**PROBLEM DESCRIPTION:**
Which lines hold the word "JSON"? Copy each of them.

**DATA PROVIDED:**

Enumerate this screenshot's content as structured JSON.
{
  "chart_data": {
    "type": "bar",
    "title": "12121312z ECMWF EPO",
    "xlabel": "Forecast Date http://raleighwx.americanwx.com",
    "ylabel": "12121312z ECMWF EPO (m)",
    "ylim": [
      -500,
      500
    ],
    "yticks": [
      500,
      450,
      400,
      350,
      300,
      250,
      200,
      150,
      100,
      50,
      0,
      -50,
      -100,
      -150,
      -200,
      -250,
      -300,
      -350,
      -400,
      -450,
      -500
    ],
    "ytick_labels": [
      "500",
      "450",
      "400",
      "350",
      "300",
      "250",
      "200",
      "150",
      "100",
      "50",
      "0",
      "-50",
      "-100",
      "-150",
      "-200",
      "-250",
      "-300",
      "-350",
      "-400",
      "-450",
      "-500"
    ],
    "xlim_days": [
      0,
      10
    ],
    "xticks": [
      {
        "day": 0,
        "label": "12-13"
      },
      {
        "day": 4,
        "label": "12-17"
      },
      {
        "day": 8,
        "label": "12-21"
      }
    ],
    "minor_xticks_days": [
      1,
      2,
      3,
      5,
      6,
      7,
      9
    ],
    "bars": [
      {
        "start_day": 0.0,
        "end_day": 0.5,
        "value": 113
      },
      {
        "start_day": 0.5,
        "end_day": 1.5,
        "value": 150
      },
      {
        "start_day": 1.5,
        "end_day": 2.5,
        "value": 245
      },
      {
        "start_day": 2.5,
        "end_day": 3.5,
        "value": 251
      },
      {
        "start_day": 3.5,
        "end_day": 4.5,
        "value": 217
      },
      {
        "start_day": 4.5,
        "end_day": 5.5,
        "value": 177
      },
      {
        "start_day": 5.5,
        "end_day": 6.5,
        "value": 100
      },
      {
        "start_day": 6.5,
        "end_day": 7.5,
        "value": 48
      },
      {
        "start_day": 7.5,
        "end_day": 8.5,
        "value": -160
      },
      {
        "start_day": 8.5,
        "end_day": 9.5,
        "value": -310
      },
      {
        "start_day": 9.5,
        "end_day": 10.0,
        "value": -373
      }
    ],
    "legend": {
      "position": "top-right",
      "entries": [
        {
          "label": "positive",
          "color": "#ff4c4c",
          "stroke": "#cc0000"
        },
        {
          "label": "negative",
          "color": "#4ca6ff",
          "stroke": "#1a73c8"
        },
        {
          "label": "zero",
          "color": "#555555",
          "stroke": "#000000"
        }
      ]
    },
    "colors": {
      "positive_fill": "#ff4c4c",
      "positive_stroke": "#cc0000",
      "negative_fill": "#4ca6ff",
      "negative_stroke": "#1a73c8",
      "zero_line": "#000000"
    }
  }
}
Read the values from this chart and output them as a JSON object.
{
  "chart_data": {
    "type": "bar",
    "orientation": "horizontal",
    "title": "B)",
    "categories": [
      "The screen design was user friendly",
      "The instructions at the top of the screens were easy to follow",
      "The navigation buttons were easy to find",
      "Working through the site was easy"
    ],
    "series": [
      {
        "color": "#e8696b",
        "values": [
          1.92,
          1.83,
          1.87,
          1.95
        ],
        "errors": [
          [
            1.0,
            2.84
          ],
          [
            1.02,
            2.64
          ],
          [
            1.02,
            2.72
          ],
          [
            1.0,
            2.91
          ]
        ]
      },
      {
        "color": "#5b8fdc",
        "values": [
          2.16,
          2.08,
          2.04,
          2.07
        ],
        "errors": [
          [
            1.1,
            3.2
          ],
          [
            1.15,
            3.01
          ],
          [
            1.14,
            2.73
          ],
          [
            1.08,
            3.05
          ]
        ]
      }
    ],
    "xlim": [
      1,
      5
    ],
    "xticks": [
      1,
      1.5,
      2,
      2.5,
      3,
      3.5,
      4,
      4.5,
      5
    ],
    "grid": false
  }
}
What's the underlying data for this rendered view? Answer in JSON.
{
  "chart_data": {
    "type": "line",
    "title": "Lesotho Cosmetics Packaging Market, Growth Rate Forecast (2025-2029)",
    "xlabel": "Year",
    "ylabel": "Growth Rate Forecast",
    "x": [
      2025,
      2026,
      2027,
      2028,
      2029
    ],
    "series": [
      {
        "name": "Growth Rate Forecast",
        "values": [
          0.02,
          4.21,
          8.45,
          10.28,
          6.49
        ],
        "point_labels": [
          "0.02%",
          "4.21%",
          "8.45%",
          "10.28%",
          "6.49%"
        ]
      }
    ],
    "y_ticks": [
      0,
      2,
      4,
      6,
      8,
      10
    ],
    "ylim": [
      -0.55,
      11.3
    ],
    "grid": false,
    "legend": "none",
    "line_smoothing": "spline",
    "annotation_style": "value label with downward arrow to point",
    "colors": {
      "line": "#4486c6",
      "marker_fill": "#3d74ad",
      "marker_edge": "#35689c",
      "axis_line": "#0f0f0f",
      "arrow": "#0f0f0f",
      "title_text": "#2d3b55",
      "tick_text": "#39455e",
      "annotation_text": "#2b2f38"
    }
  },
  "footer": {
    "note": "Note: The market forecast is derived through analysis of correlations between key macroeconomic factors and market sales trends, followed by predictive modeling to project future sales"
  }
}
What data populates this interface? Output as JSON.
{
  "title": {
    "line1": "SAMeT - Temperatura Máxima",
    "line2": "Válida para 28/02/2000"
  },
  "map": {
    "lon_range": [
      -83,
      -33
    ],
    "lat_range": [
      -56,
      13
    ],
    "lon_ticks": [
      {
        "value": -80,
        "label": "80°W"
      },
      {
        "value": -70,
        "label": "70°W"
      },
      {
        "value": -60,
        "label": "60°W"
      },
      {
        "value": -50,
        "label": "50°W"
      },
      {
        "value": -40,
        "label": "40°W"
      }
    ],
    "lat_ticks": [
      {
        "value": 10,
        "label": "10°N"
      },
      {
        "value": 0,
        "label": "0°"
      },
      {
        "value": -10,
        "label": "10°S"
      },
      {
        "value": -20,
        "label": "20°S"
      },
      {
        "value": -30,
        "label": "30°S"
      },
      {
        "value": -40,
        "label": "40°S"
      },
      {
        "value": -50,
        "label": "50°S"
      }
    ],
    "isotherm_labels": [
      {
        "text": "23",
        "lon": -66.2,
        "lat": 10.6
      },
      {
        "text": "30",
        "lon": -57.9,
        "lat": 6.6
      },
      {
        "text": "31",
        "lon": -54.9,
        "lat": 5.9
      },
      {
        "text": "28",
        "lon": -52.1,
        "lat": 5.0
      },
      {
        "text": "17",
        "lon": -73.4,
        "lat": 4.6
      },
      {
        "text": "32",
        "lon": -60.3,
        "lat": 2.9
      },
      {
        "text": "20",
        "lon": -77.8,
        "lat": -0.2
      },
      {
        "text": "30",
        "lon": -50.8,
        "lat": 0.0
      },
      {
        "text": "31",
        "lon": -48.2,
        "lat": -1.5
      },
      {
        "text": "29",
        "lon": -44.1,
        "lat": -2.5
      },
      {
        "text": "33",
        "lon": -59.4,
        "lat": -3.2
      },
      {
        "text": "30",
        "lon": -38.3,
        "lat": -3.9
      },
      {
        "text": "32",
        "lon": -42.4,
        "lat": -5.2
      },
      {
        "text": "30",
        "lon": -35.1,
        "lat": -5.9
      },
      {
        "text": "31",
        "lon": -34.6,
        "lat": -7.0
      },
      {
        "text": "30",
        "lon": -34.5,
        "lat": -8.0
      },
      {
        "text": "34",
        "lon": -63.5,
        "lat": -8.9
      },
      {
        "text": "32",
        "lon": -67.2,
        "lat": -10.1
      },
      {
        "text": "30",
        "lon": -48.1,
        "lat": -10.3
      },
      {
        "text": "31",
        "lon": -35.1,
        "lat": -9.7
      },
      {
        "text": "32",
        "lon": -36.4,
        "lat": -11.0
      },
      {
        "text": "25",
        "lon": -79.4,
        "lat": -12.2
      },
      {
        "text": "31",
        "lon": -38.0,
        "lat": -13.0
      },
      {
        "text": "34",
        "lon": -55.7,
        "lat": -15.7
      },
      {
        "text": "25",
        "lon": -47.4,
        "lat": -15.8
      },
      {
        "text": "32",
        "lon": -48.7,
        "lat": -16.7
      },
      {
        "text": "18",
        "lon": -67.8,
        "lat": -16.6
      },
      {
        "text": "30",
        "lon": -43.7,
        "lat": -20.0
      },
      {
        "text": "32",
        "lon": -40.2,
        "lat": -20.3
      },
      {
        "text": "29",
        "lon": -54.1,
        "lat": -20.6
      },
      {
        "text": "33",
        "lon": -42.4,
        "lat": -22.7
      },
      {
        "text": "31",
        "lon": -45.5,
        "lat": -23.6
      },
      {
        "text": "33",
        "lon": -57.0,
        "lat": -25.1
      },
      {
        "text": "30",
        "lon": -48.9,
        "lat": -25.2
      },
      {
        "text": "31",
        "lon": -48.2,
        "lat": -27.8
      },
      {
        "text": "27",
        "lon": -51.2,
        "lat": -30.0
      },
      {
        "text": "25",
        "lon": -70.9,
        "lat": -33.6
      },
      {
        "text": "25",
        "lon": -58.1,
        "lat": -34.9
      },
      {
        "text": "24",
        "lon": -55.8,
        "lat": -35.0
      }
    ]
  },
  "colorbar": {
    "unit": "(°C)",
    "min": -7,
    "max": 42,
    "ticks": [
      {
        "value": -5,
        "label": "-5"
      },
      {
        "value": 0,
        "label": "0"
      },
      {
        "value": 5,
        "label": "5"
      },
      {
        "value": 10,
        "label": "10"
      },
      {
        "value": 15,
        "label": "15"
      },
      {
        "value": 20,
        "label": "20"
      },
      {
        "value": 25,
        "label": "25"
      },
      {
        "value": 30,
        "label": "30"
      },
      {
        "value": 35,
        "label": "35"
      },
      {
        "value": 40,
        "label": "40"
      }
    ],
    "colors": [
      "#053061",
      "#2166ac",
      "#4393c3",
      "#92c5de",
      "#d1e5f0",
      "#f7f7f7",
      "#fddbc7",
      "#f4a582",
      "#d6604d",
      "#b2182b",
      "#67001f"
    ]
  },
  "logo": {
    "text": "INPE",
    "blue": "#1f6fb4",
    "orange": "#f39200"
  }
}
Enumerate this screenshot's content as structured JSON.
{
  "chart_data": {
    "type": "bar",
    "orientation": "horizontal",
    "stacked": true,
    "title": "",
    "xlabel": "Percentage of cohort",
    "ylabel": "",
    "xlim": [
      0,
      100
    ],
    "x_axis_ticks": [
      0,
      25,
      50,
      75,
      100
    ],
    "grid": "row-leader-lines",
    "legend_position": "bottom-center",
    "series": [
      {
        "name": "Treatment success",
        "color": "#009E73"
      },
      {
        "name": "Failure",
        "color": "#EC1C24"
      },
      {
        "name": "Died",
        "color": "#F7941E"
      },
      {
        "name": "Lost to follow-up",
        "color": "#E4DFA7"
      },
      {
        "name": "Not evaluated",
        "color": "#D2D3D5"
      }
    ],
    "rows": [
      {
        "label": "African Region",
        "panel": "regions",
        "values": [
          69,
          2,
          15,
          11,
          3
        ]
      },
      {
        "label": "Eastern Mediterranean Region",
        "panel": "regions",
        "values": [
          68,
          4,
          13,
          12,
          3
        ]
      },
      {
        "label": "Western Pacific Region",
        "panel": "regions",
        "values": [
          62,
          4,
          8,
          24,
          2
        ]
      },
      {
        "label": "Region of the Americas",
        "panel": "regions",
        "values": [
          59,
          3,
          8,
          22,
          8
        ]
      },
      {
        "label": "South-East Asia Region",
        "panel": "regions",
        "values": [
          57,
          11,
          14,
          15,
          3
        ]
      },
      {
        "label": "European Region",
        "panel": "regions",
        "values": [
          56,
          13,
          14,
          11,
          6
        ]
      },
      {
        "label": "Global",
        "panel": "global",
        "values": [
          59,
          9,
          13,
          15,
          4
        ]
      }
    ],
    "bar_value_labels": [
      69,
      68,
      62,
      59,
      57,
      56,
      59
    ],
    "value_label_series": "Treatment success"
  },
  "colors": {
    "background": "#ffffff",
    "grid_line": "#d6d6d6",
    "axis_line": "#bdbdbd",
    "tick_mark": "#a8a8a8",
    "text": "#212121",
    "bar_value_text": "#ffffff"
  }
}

**REPLY:**
Enumerate this screenshot's content as structured JSON.
Read the values from this chart and output them as a JSON object.
What's the underlying data for this rendered view? Answer in JSON.
What data populates this interface? Output as JSON.
Enumerate this screenshot's content as structured JSON.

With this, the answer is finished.